Description of the task: Collect every line below that contains the word "Anlieger".

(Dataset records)
^^^^

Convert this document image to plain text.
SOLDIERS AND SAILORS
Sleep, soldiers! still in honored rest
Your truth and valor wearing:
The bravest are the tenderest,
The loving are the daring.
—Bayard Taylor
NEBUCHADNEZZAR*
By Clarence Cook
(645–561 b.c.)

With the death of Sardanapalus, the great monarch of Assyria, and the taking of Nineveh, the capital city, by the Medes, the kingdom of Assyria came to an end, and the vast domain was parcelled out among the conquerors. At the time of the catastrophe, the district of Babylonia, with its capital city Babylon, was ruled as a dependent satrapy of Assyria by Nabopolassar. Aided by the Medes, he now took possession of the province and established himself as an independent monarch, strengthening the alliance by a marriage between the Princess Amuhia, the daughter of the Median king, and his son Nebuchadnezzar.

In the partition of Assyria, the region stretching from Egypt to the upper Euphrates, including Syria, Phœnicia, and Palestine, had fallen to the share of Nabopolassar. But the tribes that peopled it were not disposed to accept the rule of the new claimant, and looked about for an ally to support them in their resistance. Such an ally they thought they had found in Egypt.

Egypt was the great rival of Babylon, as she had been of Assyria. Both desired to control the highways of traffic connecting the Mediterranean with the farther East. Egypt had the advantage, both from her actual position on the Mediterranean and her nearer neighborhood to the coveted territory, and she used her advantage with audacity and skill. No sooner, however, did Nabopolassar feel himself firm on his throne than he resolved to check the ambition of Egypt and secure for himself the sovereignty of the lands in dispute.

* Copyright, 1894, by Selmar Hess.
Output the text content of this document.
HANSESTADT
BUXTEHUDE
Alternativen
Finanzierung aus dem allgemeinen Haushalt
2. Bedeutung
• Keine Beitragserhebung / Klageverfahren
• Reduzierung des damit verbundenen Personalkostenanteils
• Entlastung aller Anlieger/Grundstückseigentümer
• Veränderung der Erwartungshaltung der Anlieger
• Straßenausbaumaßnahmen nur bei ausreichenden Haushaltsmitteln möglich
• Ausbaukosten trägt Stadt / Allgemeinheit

^^^^

Written answer:
• Entlastung aller Anlieger/Grundstückseigentümer
• Veränderung der Erwartungshaltung der Anlieger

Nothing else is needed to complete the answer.